(Collected data entries)
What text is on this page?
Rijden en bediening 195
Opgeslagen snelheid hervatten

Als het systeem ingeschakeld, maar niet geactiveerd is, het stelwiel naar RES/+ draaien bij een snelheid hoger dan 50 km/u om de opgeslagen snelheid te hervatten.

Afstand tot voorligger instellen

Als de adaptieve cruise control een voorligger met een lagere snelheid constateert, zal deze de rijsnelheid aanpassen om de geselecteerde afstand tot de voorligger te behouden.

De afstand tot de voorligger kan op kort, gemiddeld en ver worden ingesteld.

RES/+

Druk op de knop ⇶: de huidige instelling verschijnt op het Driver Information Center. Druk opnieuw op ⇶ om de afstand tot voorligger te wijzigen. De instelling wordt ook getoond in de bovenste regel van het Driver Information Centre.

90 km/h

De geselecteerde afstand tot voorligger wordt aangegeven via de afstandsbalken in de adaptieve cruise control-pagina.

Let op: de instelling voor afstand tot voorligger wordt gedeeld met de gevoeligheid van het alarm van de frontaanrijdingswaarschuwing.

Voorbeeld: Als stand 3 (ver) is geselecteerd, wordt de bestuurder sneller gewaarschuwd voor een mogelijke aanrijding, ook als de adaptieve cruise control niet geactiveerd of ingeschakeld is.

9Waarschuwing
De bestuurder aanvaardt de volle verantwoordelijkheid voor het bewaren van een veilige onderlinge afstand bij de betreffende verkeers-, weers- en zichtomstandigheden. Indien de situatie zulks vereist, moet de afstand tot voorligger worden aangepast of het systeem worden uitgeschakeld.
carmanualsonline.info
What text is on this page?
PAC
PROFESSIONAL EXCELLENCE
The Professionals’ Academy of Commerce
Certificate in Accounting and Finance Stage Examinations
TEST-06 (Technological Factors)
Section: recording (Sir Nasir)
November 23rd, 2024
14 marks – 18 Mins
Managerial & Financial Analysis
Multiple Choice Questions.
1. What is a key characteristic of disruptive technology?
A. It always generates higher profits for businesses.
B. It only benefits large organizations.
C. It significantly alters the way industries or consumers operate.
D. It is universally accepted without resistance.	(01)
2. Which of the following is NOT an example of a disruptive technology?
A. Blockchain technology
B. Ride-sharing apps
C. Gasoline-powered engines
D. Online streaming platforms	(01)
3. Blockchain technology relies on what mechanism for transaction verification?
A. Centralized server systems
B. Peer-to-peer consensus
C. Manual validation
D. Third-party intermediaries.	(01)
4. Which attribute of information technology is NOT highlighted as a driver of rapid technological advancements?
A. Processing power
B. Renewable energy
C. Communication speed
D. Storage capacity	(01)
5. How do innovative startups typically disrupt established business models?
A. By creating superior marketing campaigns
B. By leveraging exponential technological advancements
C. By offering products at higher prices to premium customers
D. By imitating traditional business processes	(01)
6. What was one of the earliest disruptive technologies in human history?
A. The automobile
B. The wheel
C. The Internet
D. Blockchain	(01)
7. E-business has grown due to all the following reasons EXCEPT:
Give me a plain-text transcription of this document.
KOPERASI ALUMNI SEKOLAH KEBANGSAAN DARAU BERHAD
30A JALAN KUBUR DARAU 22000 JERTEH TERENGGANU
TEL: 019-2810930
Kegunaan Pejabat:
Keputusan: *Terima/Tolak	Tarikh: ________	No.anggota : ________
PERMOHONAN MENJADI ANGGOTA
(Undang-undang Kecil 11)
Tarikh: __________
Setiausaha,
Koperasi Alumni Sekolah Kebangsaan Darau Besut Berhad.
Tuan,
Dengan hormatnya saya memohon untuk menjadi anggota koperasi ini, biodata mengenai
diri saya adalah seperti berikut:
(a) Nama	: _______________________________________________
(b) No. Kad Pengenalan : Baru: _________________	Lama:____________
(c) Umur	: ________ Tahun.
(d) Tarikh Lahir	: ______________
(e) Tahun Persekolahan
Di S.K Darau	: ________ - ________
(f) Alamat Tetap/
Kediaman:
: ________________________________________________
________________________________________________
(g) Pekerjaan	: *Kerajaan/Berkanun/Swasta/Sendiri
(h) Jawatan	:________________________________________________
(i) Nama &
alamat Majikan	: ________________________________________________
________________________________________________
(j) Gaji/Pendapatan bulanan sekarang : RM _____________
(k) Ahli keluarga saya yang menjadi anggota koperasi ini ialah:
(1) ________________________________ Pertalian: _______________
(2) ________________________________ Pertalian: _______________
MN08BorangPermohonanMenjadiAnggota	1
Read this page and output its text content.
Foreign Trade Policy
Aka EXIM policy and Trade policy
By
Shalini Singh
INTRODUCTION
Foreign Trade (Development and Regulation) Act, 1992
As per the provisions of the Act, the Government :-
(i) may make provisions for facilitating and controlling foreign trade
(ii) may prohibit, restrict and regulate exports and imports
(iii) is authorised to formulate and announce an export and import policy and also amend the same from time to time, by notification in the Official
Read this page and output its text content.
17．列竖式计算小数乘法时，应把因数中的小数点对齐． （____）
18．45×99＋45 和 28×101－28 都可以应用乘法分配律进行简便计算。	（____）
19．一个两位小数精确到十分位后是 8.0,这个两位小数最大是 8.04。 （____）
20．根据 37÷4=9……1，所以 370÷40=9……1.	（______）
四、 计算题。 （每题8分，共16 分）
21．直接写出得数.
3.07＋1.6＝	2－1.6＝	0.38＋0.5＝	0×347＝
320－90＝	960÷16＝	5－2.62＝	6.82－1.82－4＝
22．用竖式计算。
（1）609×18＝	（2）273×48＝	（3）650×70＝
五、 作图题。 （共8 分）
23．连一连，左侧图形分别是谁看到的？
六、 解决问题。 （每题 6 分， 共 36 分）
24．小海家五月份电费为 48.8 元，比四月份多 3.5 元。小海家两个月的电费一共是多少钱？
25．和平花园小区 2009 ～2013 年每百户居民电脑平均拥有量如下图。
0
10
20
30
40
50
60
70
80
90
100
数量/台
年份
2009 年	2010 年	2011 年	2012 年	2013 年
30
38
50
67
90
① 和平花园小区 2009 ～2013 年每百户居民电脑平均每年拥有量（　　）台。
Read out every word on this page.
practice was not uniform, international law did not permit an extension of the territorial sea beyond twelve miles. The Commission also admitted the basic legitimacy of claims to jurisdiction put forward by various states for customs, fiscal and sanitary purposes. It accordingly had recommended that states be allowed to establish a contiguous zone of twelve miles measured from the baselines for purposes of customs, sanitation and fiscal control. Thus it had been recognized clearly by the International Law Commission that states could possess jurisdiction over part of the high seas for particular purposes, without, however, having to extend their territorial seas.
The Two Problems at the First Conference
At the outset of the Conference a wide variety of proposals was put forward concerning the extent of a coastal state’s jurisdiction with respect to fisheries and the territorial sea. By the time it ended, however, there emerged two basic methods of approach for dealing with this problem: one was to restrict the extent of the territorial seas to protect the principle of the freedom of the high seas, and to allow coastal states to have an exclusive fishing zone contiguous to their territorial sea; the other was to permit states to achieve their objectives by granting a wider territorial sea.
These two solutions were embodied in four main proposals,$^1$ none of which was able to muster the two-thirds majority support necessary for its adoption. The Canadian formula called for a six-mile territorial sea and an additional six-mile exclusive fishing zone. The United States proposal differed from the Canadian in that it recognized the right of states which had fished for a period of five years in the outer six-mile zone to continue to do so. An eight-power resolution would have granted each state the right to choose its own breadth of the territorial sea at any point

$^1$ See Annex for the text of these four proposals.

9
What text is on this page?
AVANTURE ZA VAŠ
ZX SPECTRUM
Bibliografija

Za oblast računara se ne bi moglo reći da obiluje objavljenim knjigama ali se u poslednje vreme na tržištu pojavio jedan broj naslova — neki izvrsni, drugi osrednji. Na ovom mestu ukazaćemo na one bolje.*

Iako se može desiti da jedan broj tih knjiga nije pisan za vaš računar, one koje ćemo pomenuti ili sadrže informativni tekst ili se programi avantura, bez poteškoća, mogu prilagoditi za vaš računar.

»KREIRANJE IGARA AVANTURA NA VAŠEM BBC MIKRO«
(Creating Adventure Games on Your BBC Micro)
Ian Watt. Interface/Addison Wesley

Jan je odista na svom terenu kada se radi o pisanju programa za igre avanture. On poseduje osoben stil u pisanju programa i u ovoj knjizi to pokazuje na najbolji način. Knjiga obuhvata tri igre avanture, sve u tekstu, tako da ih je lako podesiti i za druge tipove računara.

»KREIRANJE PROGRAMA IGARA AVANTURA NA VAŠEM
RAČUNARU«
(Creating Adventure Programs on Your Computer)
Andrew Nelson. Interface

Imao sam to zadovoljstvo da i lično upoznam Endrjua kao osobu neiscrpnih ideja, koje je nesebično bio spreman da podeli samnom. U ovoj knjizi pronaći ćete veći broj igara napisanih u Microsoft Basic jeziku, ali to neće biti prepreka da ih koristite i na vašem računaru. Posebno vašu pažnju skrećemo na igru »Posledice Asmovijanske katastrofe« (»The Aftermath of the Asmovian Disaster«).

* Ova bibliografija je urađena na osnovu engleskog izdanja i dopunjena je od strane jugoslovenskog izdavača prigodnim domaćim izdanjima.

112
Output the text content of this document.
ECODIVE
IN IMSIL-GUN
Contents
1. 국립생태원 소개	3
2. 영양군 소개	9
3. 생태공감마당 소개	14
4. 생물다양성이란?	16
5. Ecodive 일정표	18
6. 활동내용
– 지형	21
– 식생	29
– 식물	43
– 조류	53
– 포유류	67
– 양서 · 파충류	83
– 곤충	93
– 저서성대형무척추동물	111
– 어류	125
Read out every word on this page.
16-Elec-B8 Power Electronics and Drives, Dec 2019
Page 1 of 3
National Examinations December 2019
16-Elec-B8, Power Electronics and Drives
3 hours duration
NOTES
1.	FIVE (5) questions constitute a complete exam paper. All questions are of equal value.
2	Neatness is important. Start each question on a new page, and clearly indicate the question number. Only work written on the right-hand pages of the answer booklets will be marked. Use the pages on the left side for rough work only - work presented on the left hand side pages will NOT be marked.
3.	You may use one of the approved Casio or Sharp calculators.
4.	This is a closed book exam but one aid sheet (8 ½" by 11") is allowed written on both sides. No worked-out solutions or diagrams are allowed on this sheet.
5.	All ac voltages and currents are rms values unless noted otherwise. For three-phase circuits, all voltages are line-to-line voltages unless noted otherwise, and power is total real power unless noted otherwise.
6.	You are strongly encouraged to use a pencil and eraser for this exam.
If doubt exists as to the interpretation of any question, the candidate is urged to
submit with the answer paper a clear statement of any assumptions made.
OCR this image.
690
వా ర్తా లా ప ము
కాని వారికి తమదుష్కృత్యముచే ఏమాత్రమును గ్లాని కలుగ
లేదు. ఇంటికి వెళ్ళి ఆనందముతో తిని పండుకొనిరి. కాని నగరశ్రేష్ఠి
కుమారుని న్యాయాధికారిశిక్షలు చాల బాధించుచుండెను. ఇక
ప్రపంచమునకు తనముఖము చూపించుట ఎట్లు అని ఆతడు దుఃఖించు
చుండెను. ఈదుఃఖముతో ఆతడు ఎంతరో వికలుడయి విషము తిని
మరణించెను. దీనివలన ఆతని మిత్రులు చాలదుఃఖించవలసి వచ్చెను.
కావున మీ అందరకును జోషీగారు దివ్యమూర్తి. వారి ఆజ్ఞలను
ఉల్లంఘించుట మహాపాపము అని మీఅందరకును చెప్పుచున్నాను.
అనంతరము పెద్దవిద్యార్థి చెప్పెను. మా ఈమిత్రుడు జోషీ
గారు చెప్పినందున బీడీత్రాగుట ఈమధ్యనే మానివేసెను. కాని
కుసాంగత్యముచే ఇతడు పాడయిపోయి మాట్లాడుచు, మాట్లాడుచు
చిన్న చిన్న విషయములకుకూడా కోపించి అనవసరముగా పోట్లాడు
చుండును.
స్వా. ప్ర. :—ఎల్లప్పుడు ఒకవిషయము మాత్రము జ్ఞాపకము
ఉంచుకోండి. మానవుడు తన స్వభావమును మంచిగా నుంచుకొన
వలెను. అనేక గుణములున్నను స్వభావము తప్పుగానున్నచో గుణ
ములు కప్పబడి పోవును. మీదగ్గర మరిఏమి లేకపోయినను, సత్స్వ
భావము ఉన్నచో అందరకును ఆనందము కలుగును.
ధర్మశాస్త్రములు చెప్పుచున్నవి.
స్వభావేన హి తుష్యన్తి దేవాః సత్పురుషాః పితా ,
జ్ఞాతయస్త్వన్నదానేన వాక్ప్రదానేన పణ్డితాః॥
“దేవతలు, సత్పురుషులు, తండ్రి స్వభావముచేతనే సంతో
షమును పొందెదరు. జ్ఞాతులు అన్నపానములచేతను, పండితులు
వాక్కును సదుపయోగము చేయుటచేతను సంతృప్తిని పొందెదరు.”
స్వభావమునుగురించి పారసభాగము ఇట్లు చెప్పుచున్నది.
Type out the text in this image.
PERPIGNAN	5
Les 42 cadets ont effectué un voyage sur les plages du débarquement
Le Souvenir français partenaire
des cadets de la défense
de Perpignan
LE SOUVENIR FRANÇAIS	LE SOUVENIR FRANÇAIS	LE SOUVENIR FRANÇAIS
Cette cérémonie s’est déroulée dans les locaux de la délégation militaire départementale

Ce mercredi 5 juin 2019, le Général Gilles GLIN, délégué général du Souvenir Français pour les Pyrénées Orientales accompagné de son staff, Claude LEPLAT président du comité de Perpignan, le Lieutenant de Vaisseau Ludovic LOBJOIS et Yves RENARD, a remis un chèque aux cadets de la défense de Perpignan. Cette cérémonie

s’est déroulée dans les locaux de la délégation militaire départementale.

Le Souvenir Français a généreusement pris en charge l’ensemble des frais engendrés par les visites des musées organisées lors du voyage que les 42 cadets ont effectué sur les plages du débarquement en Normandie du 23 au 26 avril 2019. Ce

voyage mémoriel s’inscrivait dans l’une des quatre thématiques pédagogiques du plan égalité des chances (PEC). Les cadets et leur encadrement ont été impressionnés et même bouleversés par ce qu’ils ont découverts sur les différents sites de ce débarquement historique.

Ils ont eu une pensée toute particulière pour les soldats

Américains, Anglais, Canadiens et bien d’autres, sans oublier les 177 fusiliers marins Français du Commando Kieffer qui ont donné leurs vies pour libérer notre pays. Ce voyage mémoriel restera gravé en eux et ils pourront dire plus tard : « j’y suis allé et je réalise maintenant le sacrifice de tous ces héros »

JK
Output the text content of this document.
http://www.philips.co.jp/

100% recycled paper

### Written instruction
Find the lines above that include the string "paper" and copy them.

### Exercise solution
1.	FIVE (5) questions constitute a complete exam paper. All questions are of equal value.
submit with the answer paper a clear statement of any assumptions made.
100% recycled paper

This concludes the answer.